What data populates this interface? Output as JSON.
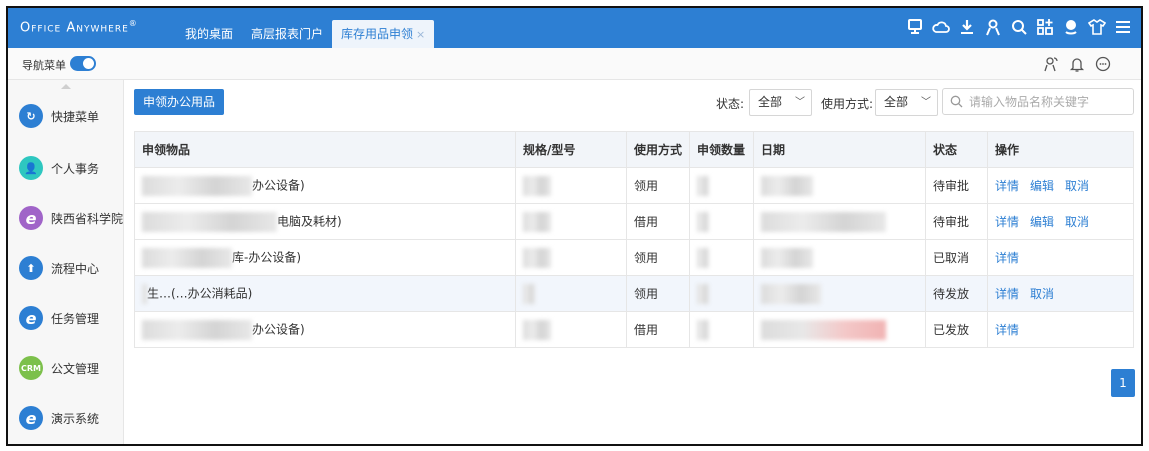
{
  "header": {
    "brand": "Office Anywhere",
    "brand_mark": "®",
    "tabs": [
      {
        "label": "我的桌面",
        "active": false
      },
      {
        "label": "高层报表门户",
        "active": false
      },
      {
        "label": "库存用品申领",
        "active": true,
        "close": "×"
      }
    ],
    "icons": [
      "desktop-icon",
      "cloud-icon",
      "download-icon",
      "user-icon",
      "search-icon",
      "apps-icon",
      "chat-icon",
      "shirt-icon",
      "menu-icon"
    ]
  },
  "subbar": {
    "nav_menu_label": "导航菜单",
    "nav_menu_on": true,
    "icons": [
      "users-icon",
      "bell-icon",
      "message-icon"
    ]
  },
  "sidebar": {
    "items": [
      {
        "label": "快捷菜单",
        "icon": "shortcut-icon",
        "color": "#2d7fd3",
        "glyph": "↻"
      },
      {
        "label": "个人事务",
        "icon": "person-icon",
        "color": "#2ec7c0",
        "glyph": "👤"
      },
      {
        "label": "陕西省科学院",
        "icon": "ie-icon",
        "color": "#a064c8",
        "glyph": "e"
      },
      {
        "label": "流程中心",
        "icon": "flow-icon",
        "color": "#2d7fd3",
        "glyph": "⬆"
      },
      {
        "label": "任务管理",
        "icon": "task-ie-icon",
        "color": "#2d7fd3",
        "glyph": "e"
      },
      {
        "label": "公文管理",
        "icon": "crm-icon",
        "color": "#7cc04b",
        "glyph": "CRM"
      },
      {
        "label": "演示系统",
        "icon": "demo-ie-icon",
        "color": "#2d7fd3",
        "glyph": "e"
      }
    ]
  },
  "toolbar": {
    "apply_button": "申领办公用品",
    "status_label": "状态:",
    "status_value": "全部",
    "usage_label": "使用方式:",
    "usage_value": "全部",
    "search_placeholder": "请输入物品名称关键字"
  },
  "table": {
    "columns": [
      "申领物品",
      "规格/型号",
      "使用方式",
      "申领数量",
      "日期",
      "状态",
      "操作"
    ],
    "rows": [
      {
        "item_suffix": "办公设备)",
        "usage": "领用",
        "status": "待审批",
        "actions": [
          "详情",
          "编辑",
          "取消"
        ]
      },
      {
        "item_suffix": "电脑及耗材)",
        "usage": "借用",
        "status": "待审批",
        "actions": [
          "详情",
          "编辑",
          "取消"
        ]
      },
      {
        "item_suffix": "库-办公设备)",
        "usage": "领用",
        "status": "已取消",
        "actions": [
          "详情"
        ]
      },
      {
        "item_suffix": "生…(…办公消耗品)",
        "usage": "领用",
        "status": "待发放",
        "actions": [
          "详情",
          "取消"
        ]
      },
      {
        "item_suffix": "办公设备)",
        "usage": "借用",
        "status": "已发放",
        "actions": [
          "详情"
        ]
      }
    ]
  },
  "pagination": {
    "current": "1"
  }
}
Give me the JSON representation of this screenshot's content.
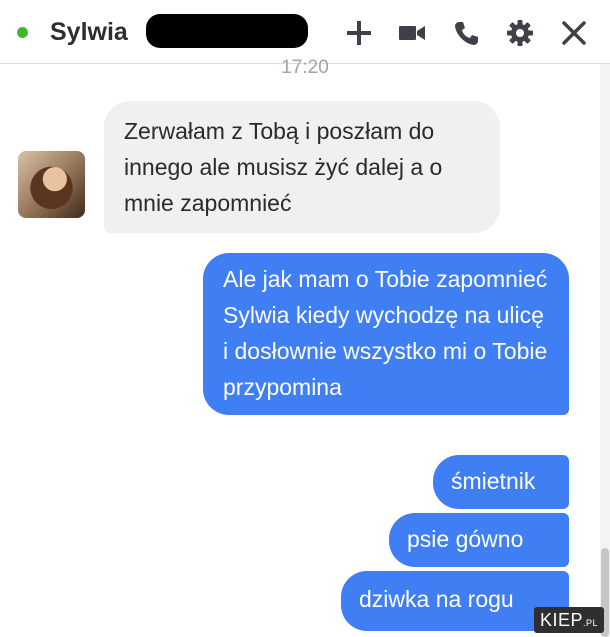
{
  "header": {
    "contact_name": "Sylwia",
    "icons": [
      "add-icon",
      "video-call-icon",
      "phone-icon",
      "gear-icon",
      "close-icon"
    ]
  },
  "conversation": {
    "timestamp": "17:20",
    "incoming": [
      {
        "text": "Zerwałam z Tobą i poszłam do innego ale musisz żyć dalej a o mnie zapomnieć"
      }
    ],
    "outgoing": [
      {
        "text": "Ale jak mam o Tobie zapomnieć Sylwia kiedy wychodzę na ulicę i dosłownie wszystko mi o Tobie przypomina"
      },
      {
        "text": "śmietnik"
      },
      {
        "text": "psie gówno"
      },
      {
        "text": "dziwka na rogu"
      }
    ]
  },
  "watermark": {
    "text": "KIEP",
    "suffix": ".PL"
  },
  "colors": {
    "online": "#42b72a",
    "outgoing_bubble": "#3f7ef3",
    "incoming_bubble": "#f1f0f0"
  }
}
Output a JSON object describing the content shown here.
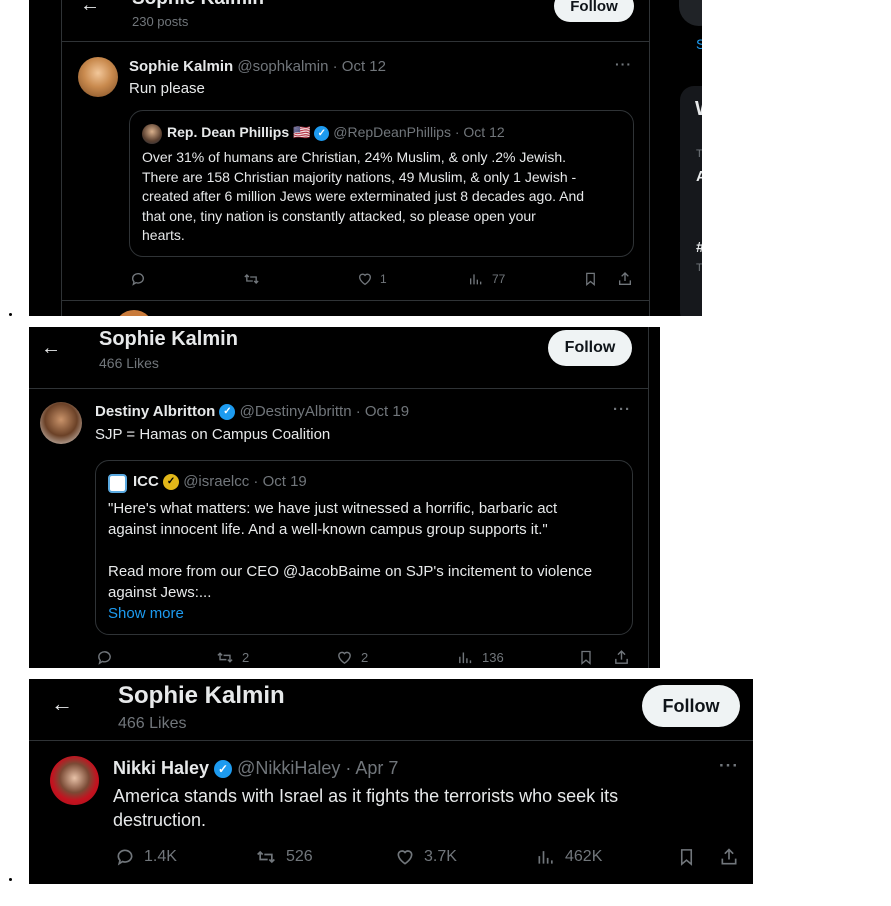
{
  "screenshot1": {
    "header": {
      "name": "Sophie Kalmin",
      "sub": "230 posts",
      "follow": "Follow"
    },
    "tweet": {
      "name": "Sophie Kalmin",
      "handle_date": "@sophkalmin · Oct 12",
      "text": "Run please",
      "quote": {
        "name": "Rep. Dean Phillips",
        "flag": "🇺🇸",
        "handle_date": "@RepDeanPhillips · Oct 12",
        "lines": [
          "Over 31% of humans are Christian, 24% Muslim, & only .2% Jewish.",
          "There are 158 Christian majority nations, 49 Muslim, & only 1 Jewish -",
          "created after 6 million Jews were exterminated just 8 decades ago. And",
          "that one, tiny nation is constantly attacked, so please open your",
          "hearts."
        ]
      },
      "actions": {
        "reply": "",
        "repost": "",
        "like": "1",
        "views": "77"
      }
    },
    "sidebar": {
      "link_letter": "S",
      "card_letter": "W",
      "trend_letters": [
        "T",
        "A",
        "#",
        "T"
      ]
    }
  },
  "screenshot2": {
    "header": {
      "name": "Sophie Kalmin",
      "sub": "466 Likes",
      "follow": "Follow"
    },
    "tweet": {
      "name": "Destiny Albritton",
      "handle_date": "@DestinyAlbrittn · Oct 19",
      "text": "SJP = Hamas on Campus Coalition",
      "quote": {
        "name": "ICC",
        "handle_date": "@israelcc · Oct 19",
        "lines": [
          "\"Here's what matters: we have just witnessed a horrific, barbaric act",
          "against innocent life. And a well-known campus group supports it.\""
        ],
        "lines2": [
          "Read more from our CEO @JacobBaime on SJP's incitement to violence",
          "against Jews:..."
        ],
        "show_more": "Show more"
      },
      "actions": {
        "reply": "",
        "repost": "2",
        "like": "2",
        "views": "136"
      }
    }
  },
  "screenshot3": {
    "header": {
      "name": "Sophie Kalmin",
      "sub": "466 Likes",
      "follow": "Follow"
    },
    "tweet": {
      "name": "Nikki Haley",
      "handle_date": "@NikkiHaley · Apr 7",
      "lines": [
        "America stands with Israel as it fights the terrorists who seek its",
        "destruction."
      ],
      "actions": {
        "reply": "1.4K",
        "repost": "526",
        "like": "3.7K",
        "views": "462K"
      }
    }
  },
  "colors": {
    "background": "#000000",
    "text": "#e7e9ea",
    "muted": "#71767b",
    "accent": "#1d9bf0",
    "border": "#2f3336",
    "follow_bg": "#eff3f4"
  }
}
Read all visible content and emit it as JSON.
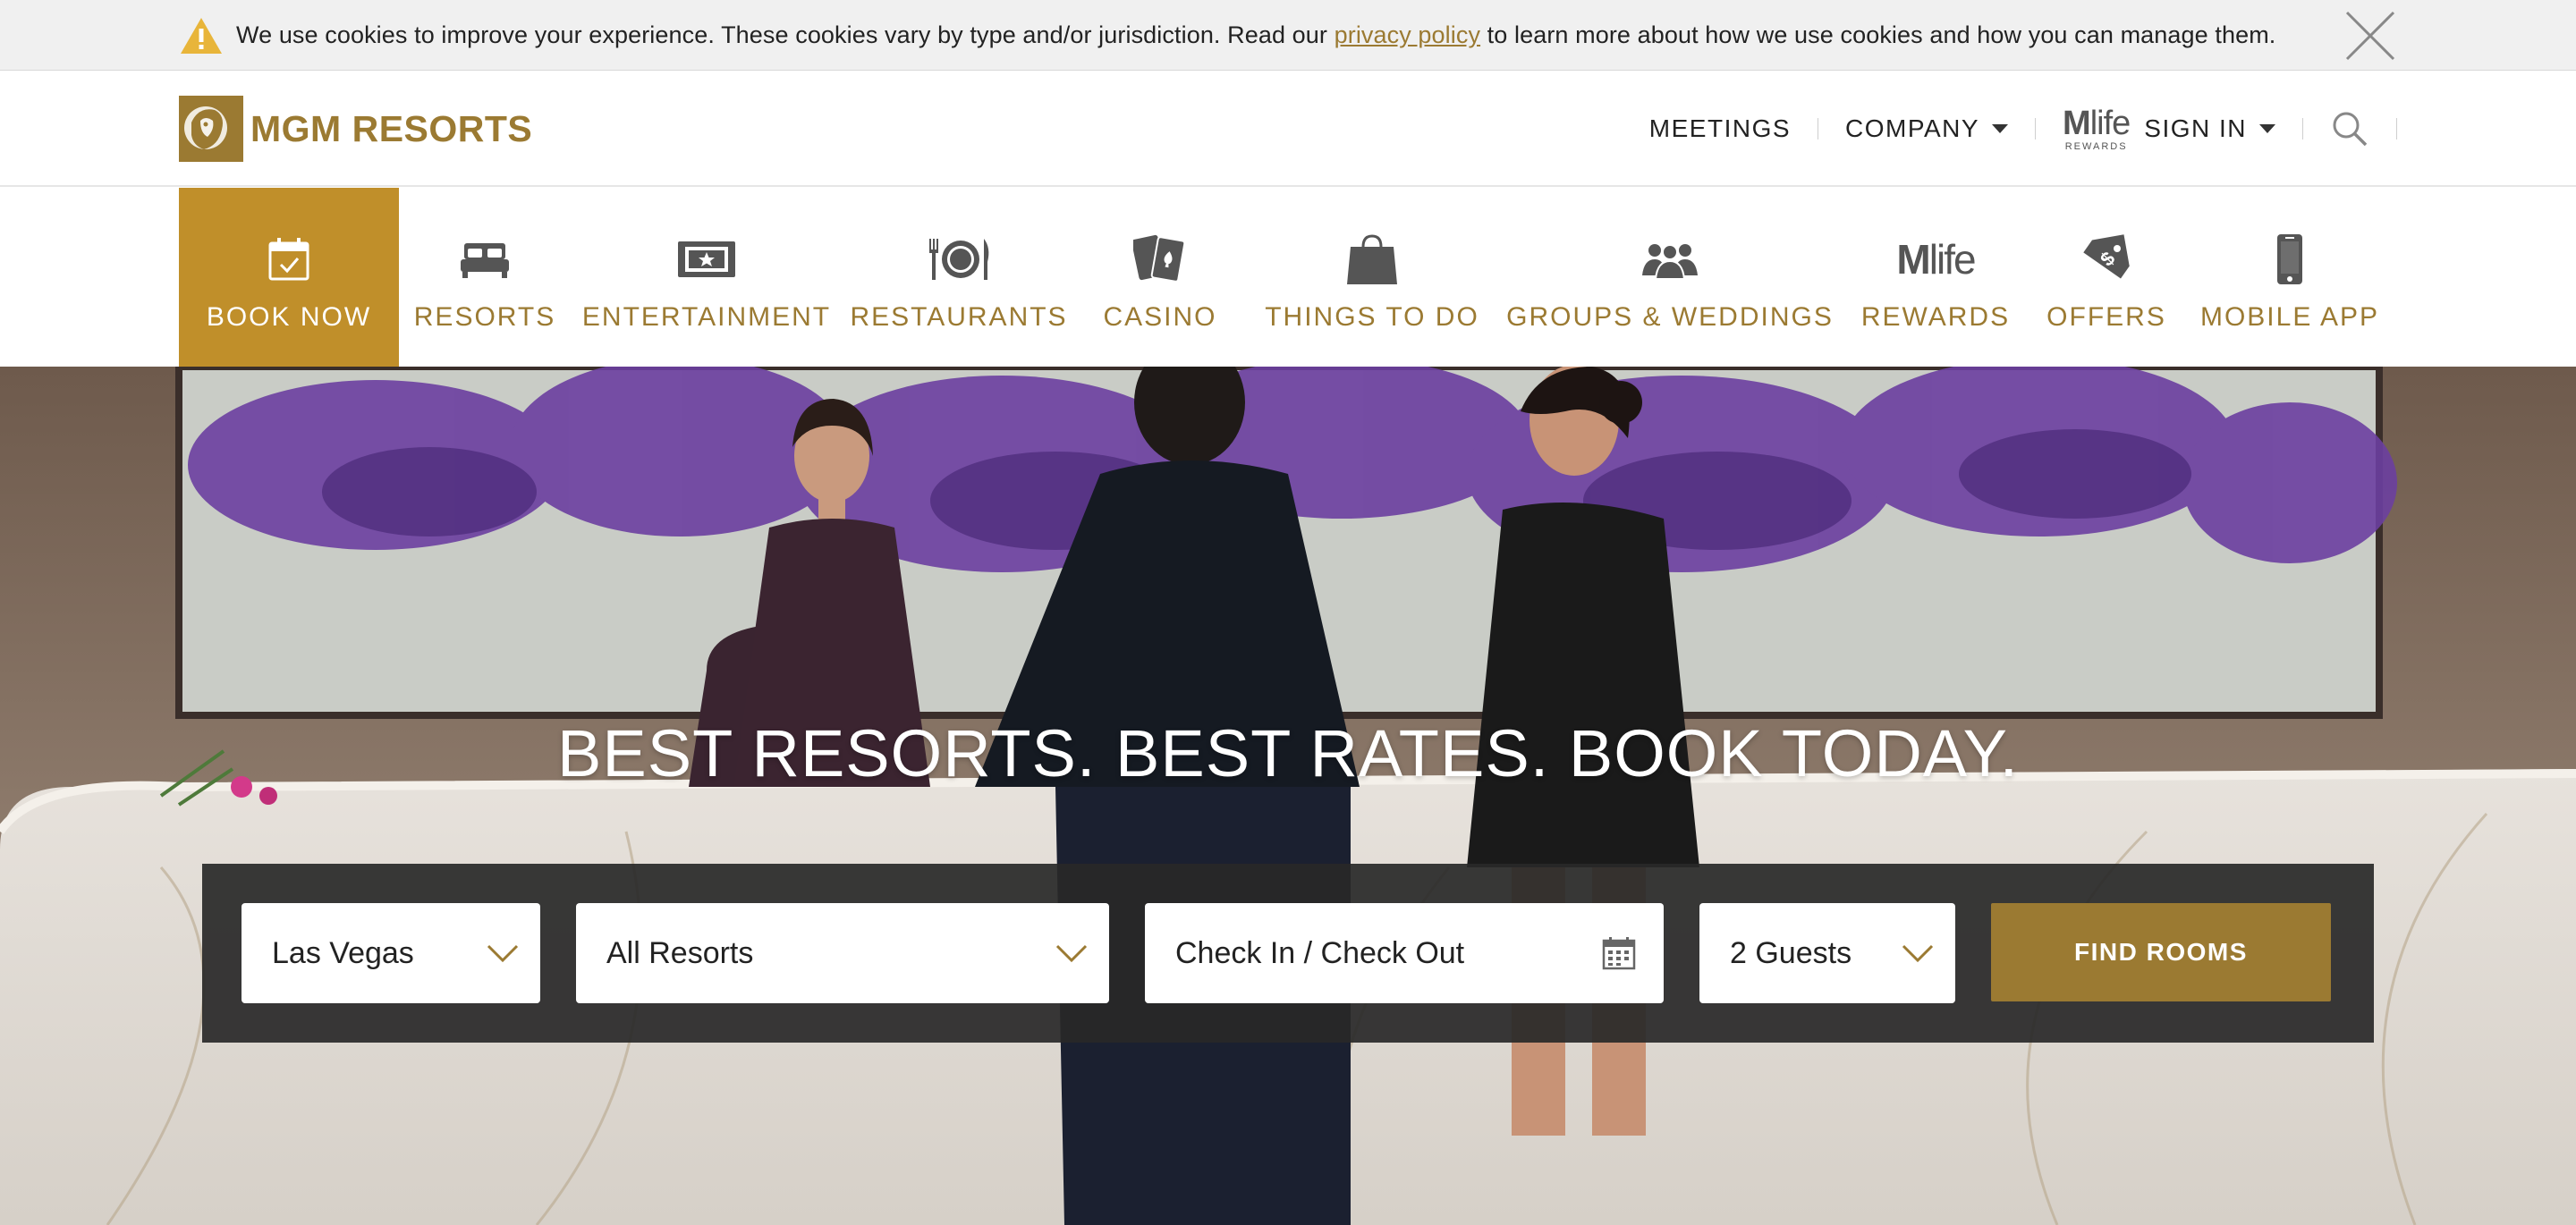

:::::

◆ GIVEN TASK ◆
Word for word, quote the lines above. Omit the pictures.

◆ TASK OUTPUT ◆
What data populates this interface? Output as JSON.
{
  "header": {
    "brand": "Office Anywhere",
    "brand_mark": "®",
    "tabs": [
      {
        "label": "我的桌面",
        "active": false
      },
      {
        "label": "高层报表门户",
        "active": false
      },
      {
        "label": "库存用品申领",
        "active": true,
        "close": "×"
      }
    ],
    "icons": [
      "desktop-icon",
      "cloud-icon",
      "download-icon",
      "user-icon",
      "search-icon",
      "apps-icon",
      "chat-icon",
      "shirt-icon",
      "menu-icon"
    ]
  },
  "subbar": {
    "nav_menu_label": "导航菜单",
    "nav_menu_on": true,
    "icons": [
      "users-icon",
      "bell-icon",
      "message-icon"
    ]
  },
  "sidebar": {
    "items": [
      {
        "label": "快捷菜单",
        "icon": "shortcut-icon",
        "color": "#2d7fd3",
        "glyph": "↻"
      },
      {
        "label": "个人事务",
        "icon": "person-icon",
        "color": "#2ec7c0",
        "glyph": "👤"
      },
      {
        "label": "陕西省科学院",
        "icon": "ie-icon",
        "color": "#a064c8",
        "glyph": "e"
      },
      {
        "label": "流程中心",
        "icon": "flow-icon",
        "color": "#2d7fd3",
        "glyph": "⬆"
      },
      {
        "label": "任务管理",
        "icon": "task-ie-icon",
        "color": "#2d7fd3",
        "glyph": "e"
      },
      {
        "label": "公文管理",
        "icon": "crm-icon",
        "color": "#7cc04b",
        "glyph": "CRM"
      },
      {
        "label": "演示系统",
        "icon": "demo-ie-icon",
        "color": "#2d7fd3",
        "glyph": "e"
      }
    ]
  },
  "toolbar": {
    "apply_button": "申领办公用品",
    "status_label": "状态:",
    "status_value": "全部",
    "usage_label": "使用方式:",
    "usage_value": "全部",
    "search_placeholder": "请输入物品名称关键字"
  },
  "table": {
    "columns": [
      "申领物品",
      "规格/型号",
      "使用方式",
      "申领数量",
      "日期",
      "状态",
      "操作"
    ],
    "rows": [
      {
        "item_suffix": "办公设备)",
        "usage": "领用",
        "status": "待审批",
        "actions": [
          "详情",
          "编辑",
          "取消"
        ]
      },
      {
        "item_suffix": "电脑及耗材)",
        "usage": "借用",
        "status": "待审批",
        "actions": [
          "详情",
          "编辑",
          "取消"
        ]
      },
      {
        "item_suffix": "库-办公设备)",
        "usage": "领用",
        "status": "已取消",
        "actions": [
          "详情"
        ]
      },
      {
        "item_suffix": "生…(…办公消耗品)",
        "usage": "领用",
        "status": "待发放",
        "actions": [
          "详情",
          "取消"
        ]
      },
      {
        "item_suffix": "办公设备)",
        "usage": "借用",
        "status": "已发放",
        "actions": [
          "详情"
        ]
      }
    ]
  },
  "pagination": {
    "current": "1"
  }
}
Give me the JSON representation of this screenshot's content.
{
  "header": {
    "contact_name": "Sylwia",
    "icons": [
      "add-icon",
      "video-call-icon",
      "phone-icon",
      "gear-icon",
      "close-icon"
    ]
  },
  "conversation": {
    "timestamp": "17:20",
    "incoming": [
      {
        "text": "Zerwałam z Tobą i poszłam do innego ale musisz żyć dalej a o mnie zapomnieć"
      }
    ],
    "outgoing": [
      {
        "text": "Ale jak mam o Tobie zapomnieć Sylwia kiedy wychodzę na ulicę i dosłownie wszystko mi o Tobie przypomina"
      },
      {
        "text": "śmietnik"
      },
      {
        "text": "psie gówno"
      },
      {
        "text": "dziwka na rogu"
      }
    ]
  },
  "watermark": {
    "text": "KIEP",
    "suffix": ".PL"
  },
  "colors": {
    "online": "#42b72a",
    "outgoing_bubble": "#3f7ef3",
    "incoming_bubble": "#f1f0f0"
  }
}
Output a JSON object describing the content shown here.
{
  "screenshot1": {
    "header": {
      "name": "Sophie Kalmin",
      "sub": "230 posts",
      "follow": "Follow"
    },
    "tweet": {
      "name": "Sophie Kalmin",
      "handle_date": "@sophkalmin · Oct 12",
      "text": "Run please",
      "quote": {
        "name": "Rep. Dean Phillips",
        "flag": "🇺🇸",
        "handle_date": "@RepDeanPhillips · Oct 12",
        "lines": [
          "Over 31% of humans are Christian, 24% Muslim, & only .2% Jewish.",
          "There are 158 Christian majority nations, 49 Muslim, & only 1 Jewish -",
          "created after 6 million Jews were exterminated just 8 decades ago. And",
          "that one, tiny nation is constantly attacked, so please open your",
          "hearts."
        ]
      },
      "actions": {
        "reply": "",
        "repost": "",
        "like": "1",
        "views": "77"
      }
    },
    "sidebar": {
      "link_letter": "S",
      "card_letter": "W",
      "trend_letters": [
        "T",
        "A",
        "#",
        "T"
      ]
    }
  },
  "screenshot2": {
    "header": {
      "name": "Sophie Kalmin",
      "sub": "466 Likes",
      "follow": "Follow"
    },
    "tweet": {
      "name": "Destiny Albritton",
      "handle_date": "@DestinyAlbrittn · Oct 19",
      "text": "SJP = Hamas on Campus Coalition",
      "quote": {
        "name": "ICC",
        "handle_date": "@israelcc · Oct 19",
        "lines": [
          "\"Here's what matters: we have just witnessed a horrific, barbaric act",
          "against innocent life. And a well-known campus group supports it.\""
        ],
        "lines2": [
          "Read more from our CEO @JacobBaime on SJP's incitement to violence",
          "against Jews:..."
        ],
        "show_more": "Show more"
      },
      "actions": {
        "reply": "",
        "repost": "2",
        "like": "2",
        "views": "136"
      }
    }
  },
  "screenshot3": {
    "header": {
      "name": "Sophie Kalmin",
      "sub": "466 Likes",
      "follow": "Follow"
    },
    "tweet": {
      "name": "Nikki Haley",
      "handle_date": "@NikkiHaley · Apr 7",
      "lines": [
        "America stands with Israel as it fights the terrorists who seek its",
        "destruction."
      ],
      "actions": {
        "reply": "1.4K",
        "repost": "526",
        "like": "3.7K",
        "views": "462K"
      }
    }
  },
  "colors": {
    "background": "#000000",
    "text": "#e7e9ea",
    "muted": "#71767b",
    "accent": "#1d9bf0",
    "border": "#2f3336",
    "follow_bg": "#eff3f4"
  }
}
Read all visible content and emit it as JSON.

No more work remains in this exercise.